* **What to work on**
Assemble all lines in which the string "left" appears.

* **Given records**

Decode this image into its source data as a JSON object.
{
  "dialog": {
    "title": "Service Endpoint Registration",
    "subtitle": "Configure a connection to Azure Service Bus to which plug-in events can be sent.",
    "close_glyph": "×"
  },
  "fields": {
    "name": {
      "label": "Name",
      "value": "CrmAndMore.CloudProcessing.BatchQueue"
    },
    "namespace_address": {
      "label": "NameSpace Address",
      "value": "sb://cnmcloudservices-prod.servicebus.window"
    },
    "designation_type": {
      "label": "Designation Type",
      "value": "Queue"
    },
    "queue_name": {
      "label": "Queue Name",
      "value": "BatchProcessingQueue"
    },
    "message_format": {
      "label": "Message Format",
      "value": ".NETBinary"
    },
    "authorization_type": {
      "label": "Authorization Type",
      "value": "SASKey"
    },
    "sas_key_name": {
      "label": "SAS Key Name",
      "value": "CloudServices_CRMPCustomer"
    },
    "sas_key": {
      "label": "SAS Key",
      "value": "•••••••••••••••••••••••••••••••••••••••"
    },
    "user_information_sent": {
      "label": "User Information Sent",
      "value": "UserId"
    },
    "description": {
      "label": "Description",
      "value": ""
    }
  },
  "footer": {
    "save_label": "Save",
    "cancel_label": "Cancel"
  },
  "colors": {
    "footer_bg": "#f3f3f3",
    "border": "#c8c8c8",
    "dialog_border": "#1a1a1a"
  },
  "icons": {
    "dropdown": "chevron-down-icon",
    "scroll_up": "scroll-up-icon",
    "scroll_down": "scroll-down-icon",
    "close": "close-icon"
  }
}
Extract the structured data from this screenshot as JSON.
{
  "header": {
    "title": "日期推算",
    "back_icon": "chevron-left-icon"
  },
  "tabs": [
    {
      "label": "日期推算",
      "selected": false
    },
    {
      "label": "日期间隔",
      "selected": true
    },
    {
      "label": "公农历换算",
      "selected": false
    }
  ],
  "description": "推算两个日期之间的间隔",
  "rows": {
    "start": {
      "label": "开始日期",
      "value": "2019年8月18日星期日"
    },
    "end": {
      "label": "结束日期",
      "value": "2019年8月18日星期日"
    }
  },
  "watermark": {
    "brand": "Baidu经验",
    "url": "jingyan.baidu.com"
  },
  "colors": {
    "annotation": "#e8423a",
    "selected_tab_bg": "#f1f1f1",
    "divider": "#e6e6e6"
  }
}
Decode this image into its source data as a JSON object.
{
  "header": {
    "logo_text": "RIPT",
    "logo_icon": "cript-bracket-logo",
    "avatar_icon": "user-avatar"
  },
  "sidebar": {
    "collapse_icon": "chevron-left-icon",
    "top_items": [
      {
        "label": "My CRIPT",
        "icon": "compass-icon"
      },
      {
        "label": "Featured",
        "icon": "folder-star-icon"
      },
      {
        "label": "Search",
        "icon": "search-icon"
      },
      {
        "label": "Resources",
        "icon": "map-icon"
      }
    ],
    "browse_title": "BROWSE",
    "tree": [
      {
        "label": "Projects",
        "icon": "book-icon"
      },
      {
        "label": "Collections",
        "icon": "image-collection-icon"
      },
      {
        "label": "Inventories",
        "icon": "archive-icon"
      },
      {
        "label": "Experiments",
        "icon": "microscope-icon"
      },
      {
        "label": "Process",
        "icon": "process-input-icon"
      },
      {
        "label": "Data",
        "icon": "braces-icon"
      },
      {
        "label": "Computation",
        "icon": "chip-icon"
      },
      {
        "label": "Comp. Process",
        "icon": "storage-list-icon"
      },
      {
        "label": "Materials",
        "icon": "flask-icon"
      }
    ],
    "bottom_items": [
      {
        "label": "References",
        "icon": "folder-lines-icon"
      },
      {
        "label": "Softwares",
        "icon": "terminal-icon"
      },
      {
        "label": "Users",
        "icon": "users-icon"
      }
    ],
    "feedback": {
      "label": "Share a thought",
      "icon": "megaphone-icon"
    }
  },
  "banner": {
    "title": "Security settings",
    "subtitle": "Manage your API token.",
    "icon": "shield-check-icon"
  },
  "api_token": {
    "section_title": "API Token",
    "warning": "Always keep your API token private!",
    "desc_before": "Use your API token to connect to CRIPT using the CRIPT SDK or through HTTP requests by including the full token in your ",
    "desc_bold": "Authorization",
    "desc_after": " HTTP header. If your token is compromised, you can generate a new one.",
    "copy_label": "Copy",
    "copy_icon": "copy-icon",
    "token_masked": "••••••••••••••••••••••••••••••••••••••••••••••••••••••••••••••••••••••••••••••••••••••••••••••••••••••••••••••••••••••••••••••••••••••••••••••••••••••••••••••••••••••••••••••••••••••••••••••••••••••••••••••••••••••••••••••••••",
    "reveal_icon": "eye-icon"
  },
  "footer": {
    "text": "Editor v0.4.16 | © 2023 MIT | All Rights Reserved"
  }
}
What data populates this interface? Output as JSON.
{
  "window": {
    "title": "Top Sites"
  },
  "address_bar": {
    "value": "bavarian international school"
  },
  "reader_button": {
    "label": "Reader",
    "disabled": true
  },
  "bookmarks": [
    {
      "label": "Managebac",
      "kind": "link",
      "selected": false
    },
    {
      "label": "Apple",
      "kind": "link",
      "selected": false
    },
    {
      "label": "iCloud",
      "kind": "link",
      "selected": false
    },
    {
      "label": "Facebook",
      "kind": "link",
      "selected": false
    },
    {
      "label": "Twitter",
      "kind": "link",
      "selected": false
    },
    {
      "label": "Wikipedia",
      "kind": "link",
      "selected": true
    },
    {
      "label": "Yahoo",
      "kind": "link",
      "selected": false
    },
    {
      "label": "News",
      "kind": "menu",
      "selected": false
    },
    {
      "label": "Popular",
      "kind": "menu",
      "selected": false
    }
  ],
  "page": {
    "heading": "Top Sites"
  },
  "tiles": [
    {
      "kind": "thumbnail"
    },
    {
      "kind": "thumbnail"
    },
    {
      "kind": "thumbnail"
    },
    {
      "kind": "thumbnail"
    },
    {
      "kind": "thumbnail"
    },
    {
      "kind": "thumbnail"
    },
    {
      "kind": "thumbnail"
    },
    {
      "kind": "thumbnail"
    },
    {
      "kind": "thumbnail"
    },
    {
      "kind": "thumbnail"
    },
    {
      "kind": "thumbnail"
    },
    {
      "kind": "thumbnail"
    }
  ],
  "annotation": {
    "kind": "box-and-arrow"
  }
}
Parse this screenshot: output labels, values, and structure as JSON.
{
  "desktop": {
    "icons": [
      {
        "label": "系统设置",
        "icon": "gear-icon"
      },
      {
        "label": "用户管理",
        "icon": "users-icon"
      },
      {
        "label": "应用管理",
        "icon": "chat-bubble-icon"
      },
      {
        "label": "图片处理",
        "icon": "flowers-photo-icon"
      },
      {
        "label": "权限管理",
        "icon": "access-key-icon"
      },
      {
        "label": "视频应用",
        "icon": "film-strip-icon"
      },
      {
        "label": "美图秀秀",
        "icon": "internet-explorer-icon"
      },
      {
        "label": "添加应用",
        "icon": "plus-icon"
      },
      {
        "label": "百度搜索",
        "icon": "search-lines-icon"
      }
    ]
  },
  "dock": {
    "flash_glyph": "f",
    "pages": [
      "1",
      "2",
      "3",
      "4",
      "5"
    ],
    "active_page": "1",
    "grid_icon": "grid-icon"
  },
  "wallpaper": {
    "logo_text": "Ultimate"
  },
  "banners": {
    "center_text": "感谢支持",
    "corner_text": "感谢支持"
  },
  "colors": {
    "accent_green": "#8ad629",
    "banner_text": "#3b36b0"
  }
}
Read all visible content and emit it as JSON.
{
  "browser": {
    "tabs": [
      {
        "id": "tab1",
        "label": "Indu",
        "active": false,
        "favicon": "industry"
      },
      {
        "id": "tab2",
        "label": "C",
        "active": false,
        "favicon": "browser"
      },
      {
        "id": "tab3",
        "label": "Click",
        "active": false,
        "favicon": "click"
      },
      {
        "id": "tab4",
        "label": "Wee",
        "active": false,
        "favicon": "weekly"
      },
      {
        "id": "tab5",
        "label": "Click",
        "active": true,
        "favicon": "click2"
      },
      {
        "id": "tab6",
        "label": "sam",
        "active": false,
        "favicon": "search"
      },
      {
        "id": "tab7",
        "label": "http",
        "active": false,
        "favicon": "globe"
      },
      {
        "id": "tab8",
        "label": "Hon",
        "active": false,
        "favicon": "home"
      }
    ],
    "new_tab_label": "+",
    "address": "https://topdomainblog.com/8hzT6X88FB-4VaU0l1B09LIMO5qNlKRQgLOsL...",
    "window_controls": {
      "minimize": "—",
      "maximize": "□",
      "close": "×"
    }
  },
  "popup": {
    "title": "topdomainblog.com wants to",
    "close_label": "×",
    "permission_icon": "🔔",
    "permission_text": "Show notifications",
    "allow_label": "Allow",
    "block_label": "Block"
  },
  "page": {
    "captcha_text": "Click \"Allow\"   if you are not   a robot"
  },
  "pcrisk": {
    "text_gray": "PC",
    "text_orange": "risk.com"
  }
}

* **The result**
    "back_icon": "chevron-left-icon"
    "collapse_icon": "chevron-left-icon",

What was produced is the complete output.